YOUR GOAL: From the post on setting up a specialized theWord study area, render this sentence in Spanish: "The point of this exercise is to get the best books at your fingertips for working on something."

Specialized theWord Study Area. Today we live in a day when most people have huge hard disks. Space is a luxury most people have. In this post, I just want to share with you something that I have been doing for years. It works really well most of the time. What I am talking about is physically making a tw installation on your computer for just a specialized study. What we are going to do is to set up an area with just certain modules.
What I am suggesting here can also be done with Module Layout Sets. So this is not the only way to set up something similar.
Objective: To get the right books at your fingertips with the minimum amount of work.
Burroughs Gospel Worship 14 chapters (263 pages) which are each a sermon on how to properly worship God. (format PDF)
“Jeremiah Burroughs’ Gospel Worship has greatly influenced my understanding of biblical worship. It is one of the most important books I have ever read.”
–R.C. Sproul
Download: Burroughs Gospel Worship.
The point of this exercise is to get the best books at your fingertips for working on something.
Method One: Set up a Module Layout Setup.
You can go to this tip and read how to set this up. This is one of your basic options. What the module layout setup does is to reduce the works showing to simply a subset of the entire list of works. This is good for many things, and I use it a lot. But sometimes I want to do something special, and I find the second method better.
Method Two: TW USB installation
When you install theWord, you have the option to install TW onto your hard drive (into the C:/ProgramData by default) or to a USB drive. You can also install to a UDF installation. The basic difference here is simply a USB drive will use the standard Windows temporary folders to hold temporary data, and a UDF keeps everything in that folder and no more.
When you unplug your usb, of course, the temporary files become unavailable, and most probably Windows will delete those files (or should).
So get Windows Explorer open, make a folder somewhere on a drive (maybe not C: would be a good recommendation here), and simply install a new copy of theWord into that folder.
I name these “tw [studyarea]”
I have a folder called “tw Spanish” and another “tw Sermons”, and another “tw commentaries”. and so on for about 20 folders and tw setups.

(Stored data entries)
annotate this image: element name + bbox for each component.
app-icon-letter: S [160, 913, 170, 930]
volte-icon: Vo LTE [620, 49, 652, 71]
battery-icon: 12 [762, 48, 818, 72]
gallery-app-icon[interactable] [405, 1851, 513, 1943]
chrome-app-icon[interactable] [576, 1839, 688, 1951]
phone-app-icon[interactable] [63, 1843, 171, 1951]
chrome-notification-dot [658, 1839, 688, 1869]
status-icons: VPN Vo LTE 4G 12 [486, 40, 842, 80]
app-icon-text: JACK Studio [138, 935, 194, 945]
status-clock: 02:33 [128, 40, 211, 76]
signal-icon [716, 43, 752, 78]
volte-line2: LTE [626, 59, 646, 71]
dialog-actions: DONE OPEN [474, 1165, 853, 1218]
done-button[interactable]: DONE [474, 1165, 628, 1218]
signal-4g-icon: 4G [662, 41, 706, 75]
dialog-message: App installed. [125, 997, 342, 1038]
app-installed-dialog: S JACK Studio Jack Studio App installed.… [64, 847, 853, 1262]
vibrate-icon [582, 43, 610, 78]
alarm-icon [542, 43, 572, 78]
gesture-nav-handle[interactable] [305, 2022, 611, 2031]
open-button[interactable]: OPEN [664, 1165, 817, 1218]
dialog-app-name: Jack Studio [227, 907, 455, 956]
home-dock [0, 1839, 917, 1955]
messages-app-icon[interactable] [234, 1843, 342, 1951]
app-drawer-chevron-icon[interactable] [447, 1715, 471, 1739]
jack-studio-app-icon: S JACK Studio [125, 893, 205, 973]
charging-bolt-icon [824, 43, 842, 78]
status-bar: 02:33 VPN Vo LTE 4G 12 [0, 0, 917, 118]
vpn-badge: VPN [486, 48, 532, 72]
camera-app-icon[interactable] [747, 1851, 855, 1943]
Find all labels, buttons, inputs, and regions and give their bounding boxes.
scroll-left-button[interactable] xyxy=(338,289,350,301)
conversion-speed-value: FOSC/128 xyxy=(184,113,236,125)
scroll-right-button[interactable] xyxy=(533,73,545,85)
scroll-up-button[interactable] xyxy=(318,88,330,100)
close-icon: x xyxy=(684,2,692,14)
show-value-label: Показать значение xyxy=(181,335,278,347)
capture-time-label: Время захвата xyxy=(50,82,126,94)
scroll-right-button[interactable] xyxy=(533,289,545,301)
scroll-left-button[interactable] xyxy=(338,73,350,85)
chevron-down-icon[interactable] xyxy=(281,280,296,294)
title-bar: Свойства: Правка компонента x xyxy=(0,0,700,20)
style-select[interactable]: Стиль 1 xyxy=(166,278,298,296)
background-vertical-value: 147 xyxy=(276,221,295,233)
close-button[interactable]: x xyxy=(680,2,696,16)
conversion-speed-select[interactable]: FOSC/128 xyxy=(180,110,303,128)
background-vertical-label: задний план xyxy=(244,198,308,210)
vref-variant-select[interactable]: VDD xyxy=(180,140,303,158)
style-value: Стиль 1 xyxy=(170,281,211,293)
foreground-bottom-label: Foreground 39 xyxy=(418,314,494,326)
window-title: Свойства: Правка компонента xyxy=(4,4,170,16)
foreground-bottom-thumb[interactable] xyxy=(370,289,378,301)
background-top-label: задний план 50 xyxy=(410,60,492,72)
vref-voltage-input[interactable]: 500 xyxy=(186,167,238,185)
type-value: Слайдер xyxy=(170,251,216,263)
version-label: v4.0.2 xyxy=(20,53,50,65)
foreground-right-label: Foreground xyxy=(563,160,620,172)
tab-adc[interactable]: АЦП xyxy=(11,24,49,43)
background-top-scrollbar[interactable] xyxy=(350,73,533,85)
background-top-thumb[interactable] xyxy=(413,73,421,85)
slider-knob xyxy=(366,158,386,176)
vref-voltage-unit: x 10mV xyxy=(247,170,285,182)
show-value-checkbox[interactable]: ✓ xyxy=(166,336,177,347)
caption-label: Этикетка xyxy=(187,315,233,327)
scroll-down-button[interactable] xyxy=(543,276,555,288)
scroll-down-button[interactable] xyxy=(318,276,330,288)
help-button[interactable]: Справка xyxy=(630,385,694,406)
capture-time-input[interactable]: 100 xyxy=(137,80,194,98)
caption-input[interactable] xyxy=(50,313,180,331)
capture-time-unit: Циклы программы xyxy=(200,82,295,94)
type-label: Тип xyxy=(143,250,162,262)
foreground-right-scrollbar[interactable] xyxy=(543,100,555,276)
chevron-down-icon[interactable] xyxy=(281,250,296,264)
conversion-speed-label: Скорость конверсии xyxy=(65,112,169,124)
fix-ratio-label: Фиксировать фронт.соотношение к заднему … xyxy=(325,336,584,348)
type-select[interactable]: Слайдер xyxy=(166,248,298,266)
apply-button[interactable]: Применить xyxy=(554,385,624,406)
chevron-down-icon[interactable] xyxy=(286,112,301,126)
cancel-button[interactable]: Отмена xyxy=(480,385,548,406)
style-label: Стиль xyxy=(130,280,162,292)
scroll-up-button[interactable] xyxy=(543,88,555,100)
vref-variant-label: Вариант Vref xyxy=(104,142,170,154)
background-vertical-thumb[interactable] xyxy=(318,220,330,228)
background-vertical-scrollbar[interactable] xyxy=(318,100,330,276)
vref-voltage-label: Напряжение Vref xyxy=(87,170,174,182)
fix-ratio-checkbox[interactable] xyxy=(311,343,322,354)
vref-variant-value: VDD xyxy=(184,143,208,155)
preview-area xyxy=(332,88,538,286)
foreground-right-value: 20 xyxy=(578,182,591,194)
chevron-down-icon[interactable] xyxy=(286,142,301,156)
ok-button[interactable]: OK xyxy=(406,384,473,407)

ANSWER SECTION: El propósito de este ejercicio es tener los mejores libros al alcance de la mano para trabajar en algo.